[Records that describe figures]
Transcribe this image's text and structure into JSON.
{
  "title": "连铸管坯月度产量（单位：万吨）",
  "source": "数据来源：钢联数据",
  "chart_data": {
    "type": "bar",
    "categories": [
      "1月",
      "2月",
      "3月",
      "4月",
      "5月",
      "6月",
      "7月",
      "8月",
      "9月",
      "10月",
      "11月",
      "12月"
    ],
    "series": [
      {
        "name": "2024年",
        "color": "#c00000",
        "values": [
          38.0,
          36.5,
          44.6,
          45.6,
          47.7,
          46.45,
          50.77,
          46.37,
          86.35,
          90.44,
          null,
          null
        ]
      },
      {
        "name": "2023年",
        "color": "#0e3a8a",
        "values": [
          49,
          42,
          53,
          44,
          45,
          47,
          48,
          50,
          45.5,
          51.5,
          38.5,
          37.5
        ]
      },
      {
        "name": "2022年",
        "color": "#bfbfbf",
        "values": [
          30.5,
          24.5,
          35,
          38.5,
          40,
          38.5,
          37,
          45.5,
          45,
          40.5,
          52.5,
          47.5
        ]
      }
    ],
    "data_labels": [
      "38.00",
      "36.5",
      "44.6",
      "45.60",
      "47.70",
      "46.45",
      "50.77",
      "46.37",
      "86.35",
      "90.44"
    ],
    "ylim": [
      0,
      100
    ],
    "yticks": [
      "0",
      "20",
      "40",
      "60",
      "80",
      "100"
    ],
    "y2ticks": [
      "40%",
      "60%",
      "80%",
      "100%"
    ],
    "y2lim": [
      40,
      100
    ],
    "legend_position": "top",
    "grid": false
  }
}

**What the task requires:**
In the listing above, how many lines include the word "color"? Answer with the number and nothing more.

**The completed task:**
3